▼

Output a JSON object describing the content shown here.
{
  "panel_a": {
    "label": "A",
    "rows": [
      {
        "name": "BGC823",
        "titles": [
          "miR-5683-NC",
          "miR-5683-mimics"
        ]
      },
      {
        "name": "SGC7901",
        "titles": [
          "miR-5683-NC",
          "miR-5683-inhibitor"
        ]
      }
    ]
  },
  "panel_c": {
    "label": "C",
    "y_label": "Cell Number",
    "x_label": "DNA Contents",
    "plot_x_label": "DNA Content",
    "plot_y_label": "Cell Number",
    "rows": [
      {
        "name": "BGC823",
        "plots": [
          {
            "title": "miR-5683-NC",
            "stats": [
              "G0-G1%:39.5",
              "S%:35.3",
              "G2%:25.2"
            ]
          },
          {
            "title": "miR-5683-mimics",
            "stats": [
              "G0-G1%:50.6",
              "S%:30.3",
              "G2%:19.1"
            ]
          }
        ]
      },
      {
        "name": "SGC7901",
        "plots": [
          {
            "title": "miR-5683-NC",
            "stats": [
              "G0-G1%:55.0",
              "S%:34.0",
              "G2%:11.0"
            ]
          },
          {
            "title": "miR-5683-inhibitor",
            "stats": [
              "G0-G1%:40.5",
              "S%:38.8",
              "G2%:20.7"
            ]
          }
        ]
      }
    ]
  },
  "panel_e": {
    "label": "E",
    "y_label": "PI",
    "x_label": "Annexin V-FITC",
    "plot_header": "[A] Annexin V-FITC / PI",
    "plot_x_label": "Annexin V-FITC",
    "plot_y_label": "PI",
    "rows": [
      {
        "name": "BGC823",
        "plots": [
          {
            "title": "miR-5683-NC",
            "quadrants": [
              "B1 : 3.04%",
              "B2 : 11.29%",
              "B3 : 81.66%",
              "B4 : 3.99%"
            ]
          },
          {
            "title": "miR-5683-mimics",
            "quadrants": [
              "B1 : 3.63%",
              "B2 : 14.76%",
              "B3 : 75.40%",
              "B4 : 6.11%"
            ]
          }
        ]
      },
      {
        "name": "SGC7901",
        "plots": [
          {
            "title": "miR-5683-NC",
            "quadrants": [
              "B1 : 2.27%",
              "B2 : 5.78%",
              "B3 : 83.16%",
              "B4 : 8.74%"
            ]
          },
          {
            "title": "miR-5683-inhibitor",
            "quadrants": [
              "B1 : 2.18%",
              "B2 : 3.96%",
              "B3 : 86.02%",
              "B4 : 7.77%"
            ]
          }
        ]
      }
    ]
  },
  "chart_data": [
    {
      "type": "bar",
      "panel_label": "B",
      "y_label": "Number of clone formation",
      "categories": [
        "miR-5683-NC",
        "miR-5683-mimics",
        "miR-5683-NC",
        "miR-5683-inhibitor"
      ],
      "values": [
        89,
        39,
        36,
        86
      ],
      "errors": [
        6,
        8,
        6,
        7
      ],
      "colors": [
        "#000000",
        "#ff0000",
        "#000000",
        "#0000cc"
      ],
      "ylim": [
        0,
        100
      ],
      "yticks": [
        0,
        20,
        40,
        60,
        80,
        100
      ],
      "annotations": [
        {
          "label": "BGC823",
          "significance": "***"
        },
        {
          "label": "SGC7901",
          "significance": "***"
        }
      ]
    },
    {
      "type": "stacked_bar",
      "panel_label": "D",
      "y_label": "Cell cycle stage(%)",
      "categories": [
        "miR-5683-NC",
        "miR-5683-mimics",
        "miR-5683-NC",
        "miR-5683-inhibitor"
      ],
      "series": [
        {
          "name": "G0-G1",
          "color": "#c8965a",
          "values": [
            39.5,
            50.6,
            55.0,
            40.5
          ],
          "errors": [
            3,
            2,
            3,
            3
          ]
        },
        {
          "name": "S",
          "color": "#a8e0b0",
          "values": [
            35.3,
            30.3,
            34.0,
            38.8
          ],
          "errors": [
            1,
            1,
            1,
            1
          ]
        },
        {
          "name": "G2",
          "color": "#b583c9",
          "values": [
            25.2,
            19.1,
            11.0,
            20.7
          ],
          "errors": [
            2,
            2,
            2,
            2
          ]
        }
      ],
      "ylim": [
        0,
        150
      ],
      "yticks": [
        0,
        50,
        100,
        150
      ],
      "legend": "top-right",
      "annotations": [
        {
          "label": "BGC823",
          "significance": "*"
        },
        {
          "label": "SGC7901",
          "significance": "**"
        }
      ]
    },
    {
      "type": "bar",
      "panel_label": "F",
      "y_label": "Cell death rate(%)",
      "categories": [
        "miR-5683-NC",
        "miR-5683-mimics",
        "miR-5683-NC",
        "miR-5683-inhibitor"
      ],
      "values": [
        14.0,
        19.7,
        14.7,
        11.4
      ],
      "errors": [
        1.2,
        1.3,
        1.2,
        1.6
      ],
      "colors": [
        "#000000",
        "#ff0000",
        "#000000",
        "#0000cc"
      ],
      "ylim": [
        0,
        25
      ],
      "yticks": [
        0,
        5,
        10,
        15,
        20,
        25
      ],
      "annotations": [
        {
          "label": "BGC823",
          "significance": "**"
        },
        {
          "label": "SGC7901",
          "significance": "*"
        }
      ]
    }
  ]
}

▲
▼

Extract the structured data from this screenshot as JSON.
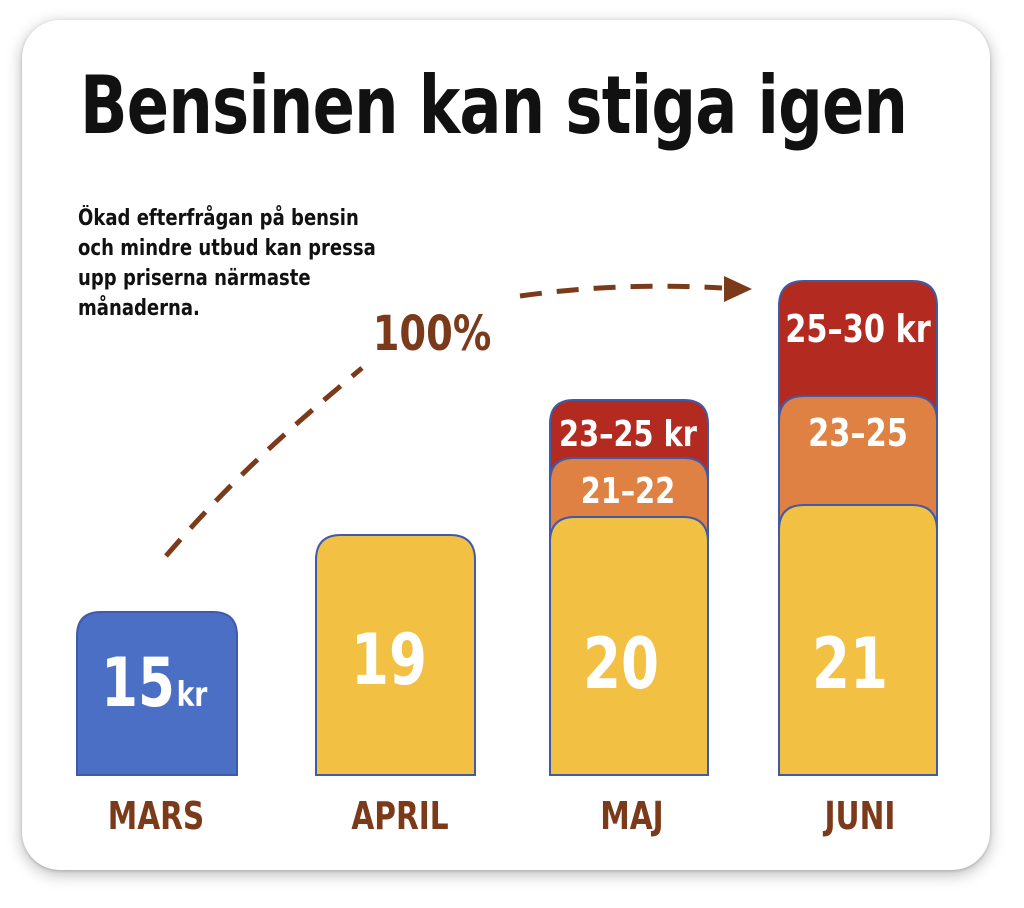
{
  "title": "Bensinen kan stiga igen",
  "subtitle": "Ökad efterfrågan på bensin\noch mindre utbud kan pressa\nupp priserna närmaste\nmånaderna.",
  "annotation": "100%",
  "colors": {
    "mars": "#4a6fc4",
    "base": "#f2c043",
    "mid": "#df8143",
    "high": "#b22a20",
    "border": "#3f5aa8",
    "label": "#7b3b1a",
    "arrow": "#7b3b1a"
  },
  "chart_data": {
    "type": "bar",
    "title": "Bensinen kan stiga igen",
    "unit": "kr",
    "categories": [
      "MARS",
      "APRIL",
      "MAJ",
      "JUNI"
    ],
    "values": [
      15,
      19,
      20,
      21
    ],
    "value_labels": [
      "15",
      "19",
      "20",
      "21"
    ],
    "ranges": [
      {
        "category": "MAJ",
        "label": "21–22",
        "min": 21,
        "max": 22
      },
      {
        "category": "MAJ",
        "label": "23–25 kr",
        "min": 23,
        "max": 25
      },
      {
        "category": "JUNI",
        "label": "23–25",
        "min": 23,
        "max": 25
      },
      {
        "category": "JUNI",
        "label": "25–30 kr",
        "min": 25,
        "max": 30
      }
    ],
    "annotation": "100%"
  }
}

▲

- [The request]
From the data, collect all lines where the string "Number" appears.

- [The reply]
    "y_label": "Cell Number",
    "plot_y_label": "Cell Number",
      "y_label": "Number of clone formation",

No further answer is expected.